[Begin Entries supplied]

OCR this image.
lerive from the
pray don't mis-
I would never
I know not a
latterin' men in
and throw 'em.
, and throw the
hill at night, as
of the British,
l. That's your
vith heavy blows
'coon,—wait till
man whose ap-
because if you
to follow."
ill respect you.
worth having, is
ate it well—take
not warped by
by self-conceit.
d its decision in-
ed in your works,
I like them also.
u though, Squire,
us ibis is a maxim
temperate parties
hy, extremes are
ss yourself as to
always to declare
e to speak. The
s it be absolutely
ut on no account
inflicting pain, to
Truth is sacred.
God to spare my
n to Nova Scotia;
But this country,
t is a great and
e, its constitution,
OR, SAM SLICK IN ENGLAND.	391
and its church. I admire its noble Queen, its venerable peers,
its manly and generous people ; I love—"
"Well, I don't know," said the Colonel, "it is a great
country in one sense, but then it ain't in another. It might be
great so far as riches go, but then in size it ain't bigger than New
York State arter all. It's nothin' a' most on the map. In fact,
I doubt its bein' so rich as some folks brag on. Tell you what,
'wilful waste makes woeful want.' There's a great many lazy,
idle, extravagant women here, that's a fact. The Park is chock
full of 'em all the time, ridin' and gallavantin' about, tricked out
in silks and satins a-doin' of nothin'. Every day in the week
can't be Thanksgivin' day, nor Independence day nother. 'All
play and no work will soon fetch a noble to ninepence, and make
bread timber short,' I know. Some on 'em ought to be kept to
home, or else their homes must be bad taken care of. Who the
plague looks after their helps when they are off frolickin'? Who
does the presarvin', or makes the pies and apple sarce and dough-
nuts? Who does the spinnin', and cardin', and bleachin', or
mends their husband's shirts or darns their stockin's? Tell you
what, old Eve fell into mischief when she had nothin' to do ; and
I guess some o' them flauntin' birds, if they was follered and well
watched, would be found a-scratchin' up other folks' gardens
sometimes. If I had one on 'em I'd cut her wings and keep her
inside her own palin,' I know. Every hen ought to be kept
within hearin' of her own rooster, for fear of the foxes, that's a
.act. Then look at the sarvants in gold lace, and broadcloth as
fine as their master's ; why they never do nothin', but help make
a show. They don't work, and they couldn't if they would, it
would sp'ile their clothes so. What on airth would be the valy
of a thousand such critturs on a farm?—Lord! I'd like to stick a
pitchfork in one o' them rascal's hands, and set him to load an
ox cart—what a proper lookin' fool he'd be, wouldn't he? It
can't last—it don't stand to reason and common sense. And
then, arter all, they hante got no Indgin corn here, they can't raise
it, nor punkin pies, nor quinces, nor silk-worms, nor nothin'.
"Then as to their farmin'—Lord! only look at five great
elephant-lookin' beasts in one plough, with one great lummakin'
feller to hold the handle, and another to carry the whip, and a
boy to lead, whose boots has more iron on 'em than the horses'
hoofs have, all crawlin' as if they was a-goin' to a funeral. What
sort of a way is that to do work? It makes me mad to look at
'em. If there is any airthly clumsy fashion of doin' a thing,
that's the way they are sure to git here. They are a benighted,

[End Entries supplied]

**Prompt**: Go through the lines above. Select every one that has the string "their".

**Task response**:
home, or else their homes must be bad taken care of. Who the
plague looks after their helps when they are off frolickin'? Who
mends their husband's shirts or darns their stockin's? Tell you
fine as their master's ; why they never do nothin', but help make
would sp'ile their clothes so. What on airth would be the valy
"Then as to their farmin'—Lord! only look at five great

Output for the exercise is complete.